= Your objective =
From the entries below, extract every line that includes the word "JSON".

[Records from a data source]
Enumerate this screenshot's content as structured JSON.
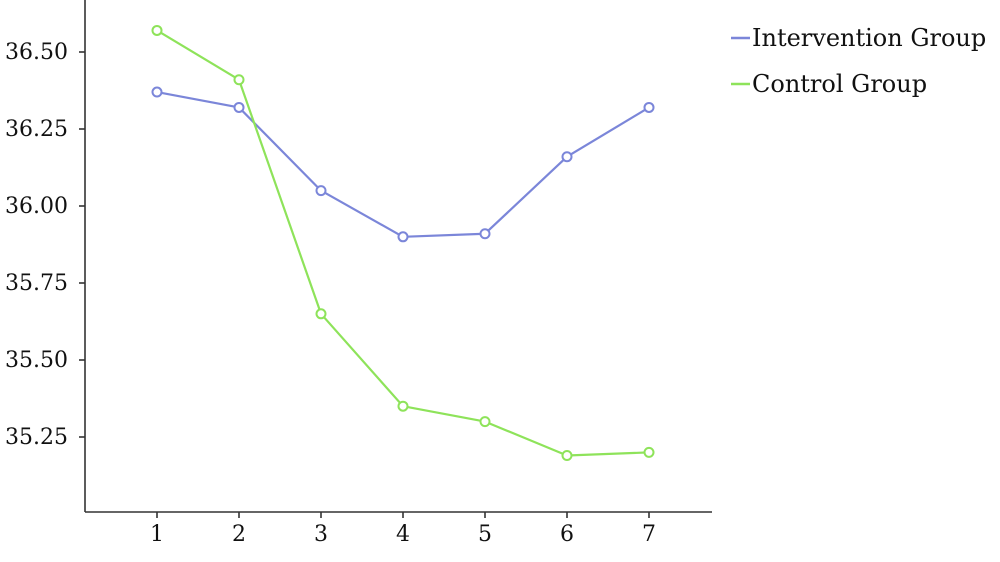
{
  "chart_data": {
    "type": "line",
    "title": "",
    "xlabel": "",
    "ylabel": "",
    "x": [
      "1",
      "2",
      "3",
      "4",
      "5",
      "6",
      "7"
    ],
    "yticks": [
      "35.25",
      "35.50",
      "35.75",
      "36.00",
      "36.25",
      "36.50"
    ],
    "ylim": [
      35.04,
      36.65
    ],
    "grid": false,
    "legend_position": "top-right",
    "series": [
      {
        "name": "Intervention Group",
        "color": "#7b86d9",
        "values": [
          36.37,
          36.32,
          36.05,
          35.9,
          35.91,
          36.16,
          36.32
        ]
      },
      {
        "name": "Control Group",
        "color": "#8ee35a",
        "values": [
          36.57,
          36.41,
          35.65,
          35.35,
          35.3,
          35.19,
          35.2
        ]
      }
    ]
  }
}
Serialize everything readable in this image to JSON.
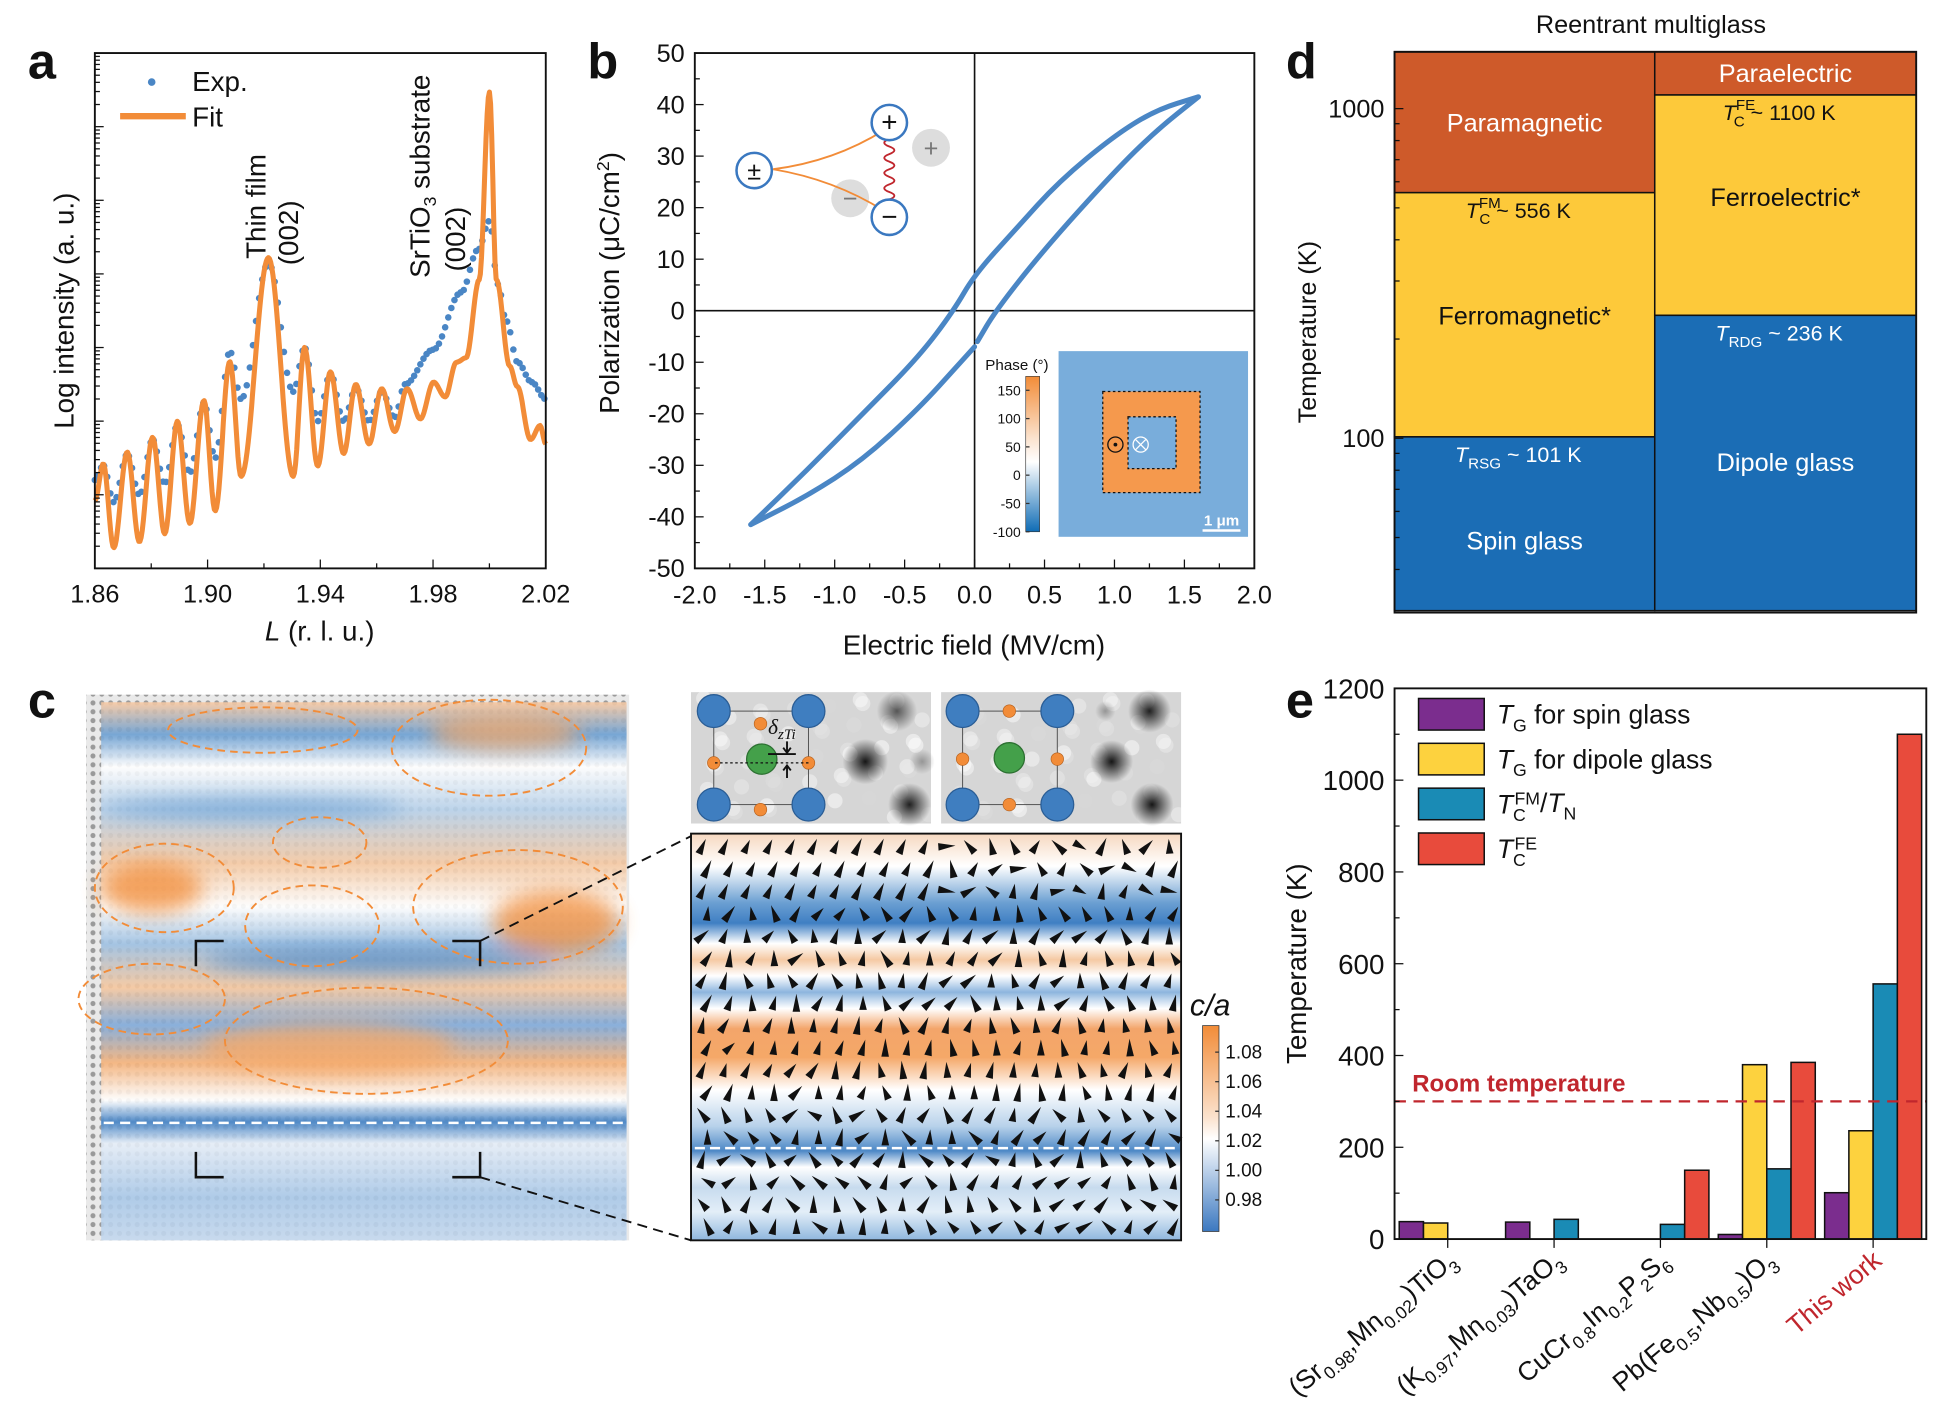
{
  "panels": {
    "a": "a",
    "b": "b",
    "c": "c",
    "d": "d",
    "e": "e"
  },
  "chart_data": [
    {
      "panel": "a",
      "type": "line+scatter",
      "xlabel_italic": "L",
      "xlabel_rest": " (r. l. u.)",
      "ylabel": "Log intensity (a. u.)",
      "xlim": [
        1.86,
        2.02
      ],
      "x_ticks": [
        "1.86",
        "1.90",
        "1.94",
        "1.98",
        "2.02"
      ],
      "y_scale": "log (unlabelled decades)",
      "ylim_decades": [
        0,
        7
      ],
      "legend": [
        "Exp.",
        "Fit"
      ],
      "legend_placement": "top-left",
      "colors": {
        "exp": "#4A86C5",
        "fit": "#F28C38"
      },
      "annotations": {
        "film_line1": "Thin film",
        "film_line2": "(002)",
        "sub_line1_pre": "SrTiO",
        "sub_line1_sub": "3",
        "sub_line1_post": " substrate",
        "sub_line2": "(002)"
      },
      "fit": [
        [
          1.86,
          0.92
        ],
        [
          1.863,
          1.42
        ],
        [
          1.8667,
          0.28
        ],
        [
          1.8715,
          1.58
        ],
        [
          1.8758,
          0.36
        ],
        [
          1.8805,
          1.78
        ],
        [
          1.8848,
          0.47
        ],
        [
          1.8893,
          2.0
        ],
        [
          1.8937,
          0.61
        ],
        [
          1.8987,
          2.28
        ],
        [
          1.9027,
          0.78
        ],
        [
          1.9079,
          2.81
        ],
        [
          1.9119,
          1.25
        ],
        [
          1.9216,
          4.22
        ],
        [
          1.9304,
          1.25
        ],
        [
          1.9344,
          3.0
        ],
        [
          1.9391,
          1.39
        ],
        [
          1.9436,
          2.67
        ],
        [
          1.9483,
          1.56
        ],
        [
          1.9526,
          2.5
        ],
        [
          1.9573,
          1.69
        ],
        [
          1.9618,
          2.44
        ],
        [
          1.9664,
          1.86
        ],
        [
          1.9708,
          2.44
        ],
        [
          1.9755,
          2.03
        ],
        [
          1.9802,
          2.53
        ],
        [
          1.9843,
          2.33
        ],
        [
          1.9883,
          2.8
        ],
        [
          1.9917,
          2.86
        ],
        [
          1.9964,
          3.92
        ],
        [
          2.0,
          6.47
        ],
        [
          2.0025,
          3.92
        ],
        [
          2.0072,
          2.75
        ],
        [
          2.0099,
          2.47
        ],
        [
          2.0146,
          1.75
        ],
        [
          2.018,
          1.94
        ],
        [
          2.02,
          1.69
        ]
      ],
      "exp": [
        [
          1.86,
          1.2
        ],
        [
          1.863,
          1.4
        ],
        [
          1.8667,
          0.9
        ],
        [
          1.8715,
          1.55
        ],
        [
          1.8758,
          1.0
        ],
        [
          1.8805,
          1.75
        ],
        [
          1.8848,
          1.15
        ],
        [
          1.8893,
          1.95
        ],
        [
          1.8937,
          1.3
        ],
        [
          1.8987,
          2.25
        ],
        [
          1.9027,
          1.5
        ],
        [
          1.9079,
          2.95
        ],
        [
          1.9119,
          2.3
        ],
        [
          1.9216,
          4.15
        ],
        [
          1.9304,
          2.4
        ],
        [
          1.9344,
          3.0
        ],
        [
          1.9391,
          2.0
        ],
        [
          1.9436,
          2.65
        ],
        [
          1.9483,
          2.0
        ],
        [
          1.9526,
          2.45
        ],
        [
          1.9573,
          2.0
        ],
        [
          1.9618,
          2.4
        ],
        [
          1.9664,
          2.05
        ],
        [
          1.97,
          2.5
        ],
        [
          1.98,
          2.97
        ],
        [
          1.99,
          3.75
        ],
        [
          1.996,
          4.33
        ],
        [
          2.0,
          4.72
        ],
        [
          2.003,
          3.86
        ],
        [
          2.006,
          3.36
        ],
        [
          2.01,
          2.8
        ],
        [
          2.015,
          2.53
        ],
        [
          2.02,
          2.3
        ]
      ]
    },
    {
      "panel": "b",
      "type": "line",
      "xlabel": "Electric field (MV/cm)",
      "ylabel_pre": "Polarization (μC/cm",
      "ylabel_sup": "2",
      "ylabel_post": ")",
      "xlim": [
        -2.0,
        2.0
      ],
      "ylim": [
        -50,
        50
      ],
      "x_ticks": [
        "-2.0",
        "-1.5",
        "-1.0",
        "-0.5",
        "0.0",
        "0.5",
        "1.0",
        "1.5",
        "2.0"
      ],
      "y_ticks": [
        "50",
        "40",
        "30",
        "20",
        "10",
        "0",
        "-10",
        "-20",
        "-30",
        "-40",
        "-50"
      ],
      "color": "#4A86C5",
      "upper_branch": [
        [
          1.6,
          41.5
        ],
        [
          1.3,
          39
        ],
        [
          1.0,
          34
        ],
        [
          0.6,
          25
        ],
        [
          0.3,
          16
        ],
        [
          0.0,
          7
        ],
        [
          -0.15,
          0
        ],
        [
          -0.4,
          -9
        ],
        [
          -0.8,
          -20
        ],
        [
          -1.2,
          -31
        ],
        [
          -1.6,
          -41.5
        ]
      ],
      "lower_branch": [
        [
          -1.6,
          -41.5
        ],
        [
          -1.2,
          -36
        ],
        [
          -0.8,
          -29
        ],
        [
          -0.4,
          -19
        ],
        [
          -0.1,
          -10
        ],
        [
          0.0,
          -7
        ]
      ],
      "lower_branch_2": [
        [
          0.02,
          -6
        ],
        [
          0.15,
          0
        ],
        [
          0.5,
          12
        ],
        [
          1.0,
          27
        ],
        [
          1.3,
          35
        ],
        [
          1.6,
          41.5
        ]
      ],
      "inset": {
        "colorbar_title": "Phase (°)",
        "colorbar_ticks": [
          "150",
          "100",
          "50",
          "0",
          "-50",
          "-100"
        ],
        "scale_bar": "1 μm",
        "schematic_symbols": [
          "±",
          "+",
          "−",
          "+",
          "−"
        ]
      }
    },
    {
      "panel": "c",
      "type": "heatmap",
      "colorbar_label": "c/a",
      "colorbar_ticks": [
        "1.08",
        "1.06",
        "1.04",
        "1.02",
        "1.00",
        "0.98"
      ],
      "colors": {
        "high": "#F28C38",
        "mid": "#FFFFFF",
        "low": "#3B78C0"
      },
      "stem_label_delta": "δ",
      "stem_label_sub": "zTi"
    },
    {
      "panel": "d",
      "type": "phase-diagram",
      "title": "Reentrant multiglass",
      "ylabel": "Temperature (K)",
      "y_scale": "log",
      "ylim": [
        30,
        1486
      ],
      "y_ticks": [
        "1000",
        "100"
      ],
      "columns": [
        {
          "regions": [
            {
              "label": "Paramagnetic",
              "from": 556,
              "to": 1486,
              "color": "#CE5A2A",
              "text_color": "#ffffff"
            },
            {
              "label": "Ferromagnetic*",
              "from": 101,
              "to": 556,
              "color": "#FDC93A",
              "text_color": "#111111"
            },
            {
              "label": "Spin glass",
              "from": 30,
              "to": 101,
              "color": "#1B6DB5",
              "text_color": "#ffffff"
            }
          ],
          "transitions": [
            {
              "sym": "T",
              "sub": "C",
              "sup": "FM",
              "text": " ~ 556 K",
              "color": "#111111"
            },
            {
              "sym": "T",
              "sub": "RSG",
              "sup": "",
              "text": " ~ 101 K",
              "color": "#ffffff"
            }
          ]
        },
        {
          "regions": [
            {
              "label": "Paraelectric",
              "from": 1100,
              "to": 1486,
              "color": "#CE5A2A",
              "text_color": "#ffffff"
            },
            {
              "label": "Ferroelectric*",
              "from": 236,
              "to": 1100,
              "color": "#FDC93A",
              "text_color": "#111111"
            },
            {
              "label": "Dipole glass",
              "from": 30,
              "to": 236,
              "color": "#1B6DB5",
              "text_color": "#ffffff"
            }
          ],
          "transitions": [
            {
              "sym": "T",
              "sub": "C",
              "sup": "FE",
              "text": " ~ 1100 K",
              "color": "#111111"
            },
            {
              "sym": "T",
              "sub": "RDG",
              "sup": "",
              "text": " ~ 236 K",
              "color": "#ffffff"
            }
          ]
        }
      ]
    },
    {
      "panel": "e",
      "type": "bar",
      "ylabel": "Temperature (K)",
      "ylim": [
        0,
        1200
      ],
      "y_ticks": [
        "0",
        "200",
        "400",
        "600",
        "800",
        "1000",
        "1200"
      ],
      "reference_line": {
        "value": 300,
        "label": "Room temperature",
        "color": "#C0262D"
      },
      "categories": [
        [
          [
            "(Sr",
            ""
          ],
          [
            "0.98",
            "sub"
          ],
          [
            ",Mn",
            ""
          ],
          [
            "0.02",
            "sub"
          ],
          [
            ")TiO",
            ""
          ],
          [
            "3",
            "sub"
          ]
        ],
        [
          [
            "(K",
            ""
          ],
          [
            "0.97",
            "sub"
          ],
          [
            ",Mn",
            ""
          ],
          [
            "0.03",
            "sub"
          ],
          [
            ")TaO",
            ""
          ],
          [
            "3",
            "sub"
          ]
        ],
        [
          [
            "CuCr",
            ""
          ],
          [
            "0.8",
            "sub"
          ],
          [
            "In",
            ""
          ],
          [
            "0.2",
            "sub"
          ],
          [
            "P",
            ""
          ],
          [
            "2",
            "sub"
          ],
          [
            "S",
            ""
          ],
          [
            "6",
            "sub"
          ]
        ],
        [
          [
            "Pb(Fe",
            ""
          ],
          [
            "0.5",
            "sub"
          ],
          [
            ",Nb",
            ""
          ],
          [
            "0.5",
            "sub"
          ],
          [
            ")O",
            ""
          ],
          [
            "3",
            "sub"
          ]
        ],
        [
          [
            "This work",
            ""
          ]
        ]
      ],
      "category_colors": [
        "#111111",
        "#111111",
        "#111111",
        "#111111",
        "#C0262D"
      ],
      "series": [
        {
          "legend": [
            [
              "T",
              "it"
            ],
            [
              "G",
              "sub"
            ],
            [
              " for spin glass",
              ""
            ]
          ],
          "color": "#7B2D8E",
          "values": [
            38,
            37,
            null,
            10,
            101
          ]
        },
        {
          "legend": [
            [
              "T",
              "it"
            ],
            [
              "G",
              "sub"
            ],
            [
              " for dipole glass",
              ""
            ]
          ],
          "color": "#FDD23E",
          "values": [
            35,
            null,
            null,
            380,
            236
          ]
        },
        {
          "legend": [
            [
              "T",
              "it"
            ],
            [
              "C",
              "sub"
            ],
            [
              "FM",
              "sup"
            ],
            [
              "/",
              ""
            ],
            [
              "T",
              "it"
            ],
            [
              "N",
              "sub"
            ]
          ],
          "color": "#1A8BB5",
          "values": [
            null,
            43,
            32,
            153,
            556
          ]
        },
        {
          "legend": [
            [
              "T",
              "it"
            ],
            [
              "C",
              "sub"
            ],
            [
              "FE",
              "sup"
            ]
          ],
          "color": "#E84B3C",
          "values": [
            null,
            null,
            150,
            385,
            1100
          ]
        }
      ],
      "legend_placement": "top-left"
    }
  ]
}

= Solution to the exercise =
Enumerate this screenshot's content as structured JSON.
Serialize everything readable in this image to JSON.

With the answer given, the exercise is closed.